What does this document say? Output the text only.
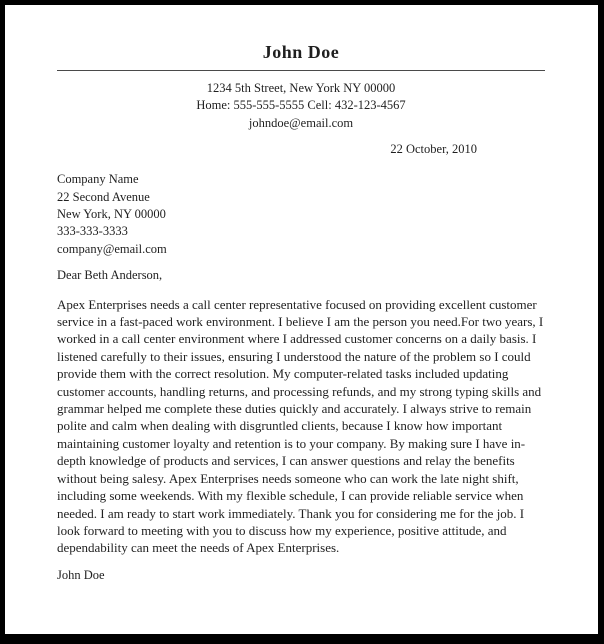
John Doe
1234 5th Street, New York NY 00000
Home: 555-555-5555 Cell: 432-123-4567
johndoe@email.com
22 October, 2010
Company Name
22 Second Avenue
New York, NY 00000
333-333-3333
company@email.com
Dear Beth Anderson,

Apex Enterprises needs a call center representative focused on providing excellent customer service in a fast-paced work environment. I believe I am the person you need.For two years, I worked in a call center environment where I addressed customer concerns on a daily basis. I listened carefully to their issues, ensuring I understood the nature of the problem so I could provide them with the correct resolution. My computer-related tasks included updating customer accounts, handling returns, and processing refunds, and my strong typing skills and grammar helped me complete these duties quickly and accurately. I always strive to remain polite and calm when dealing with disgruntled clients, because I know how important maintaining customer loyalty and retention is to your company. By making sure I have in-depth knowledge of products and services, I can answer questions and relay the benefits without being salesy. Apex Enterprises needs someone who can work the late night shift, including some weekends. With my flexible schedule, I can provide reliable service when needed. I am ready to start work immediately. Thank you for considering me for the job. I look forward to meeting with you to discuss how my experience, positive attitude, and dependability can meet the needs of Apex Enterprises.

John Doe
------------------------------------------------
WHAT TO WORK ON: Copy every line above word for word and exclude the pictures.

FINISHED ANSWER:
What does this document say? Output the text only.
John Doe
1234 5th Street, New York NY 00000
Home: 555-555-5555 Cell: 432-123-4567
johndoe@email.com
22 October, 2010
Company Name
22 Second Avenue
New York, NY 00000
333-333-3333
company@email.com
Dear Beth Anderson,

Apex Enterprises needs a call center representative focused on providing excellent customer service in a fast-paced work environment. I believe I am the person you need.For two years, I worked in a call center environment where I addressed customer concerns on a daily basis. I listened carefully to their issues, ensuring I understood the nature of the problem so I could provide them with the correct resolution. My computer-related tasks included updating customer accounts, handling returns, and processing refunds, and my strong typing skills and grammar helped me complete these duties quickly and accurately. I always strive to remain polite and calm when dealing with disgruntled clients, because I know how important maintaining customer loyalty and retention is to your company. By making sure I have in-depth knowledge of products and services, I can answer questions and relay the benefits without being salesy. Apex Enterprises needs someone who can work the late night shift, including some weekends. With my flexible schedule, I can provide reliable service when needed. I am ready to start work immediately. Thank you for considering me for the job. I look forward to meeting with you to discuss how my experience, positive attitude, and dependability can meet the needs of Apex Enterprises.

John Doe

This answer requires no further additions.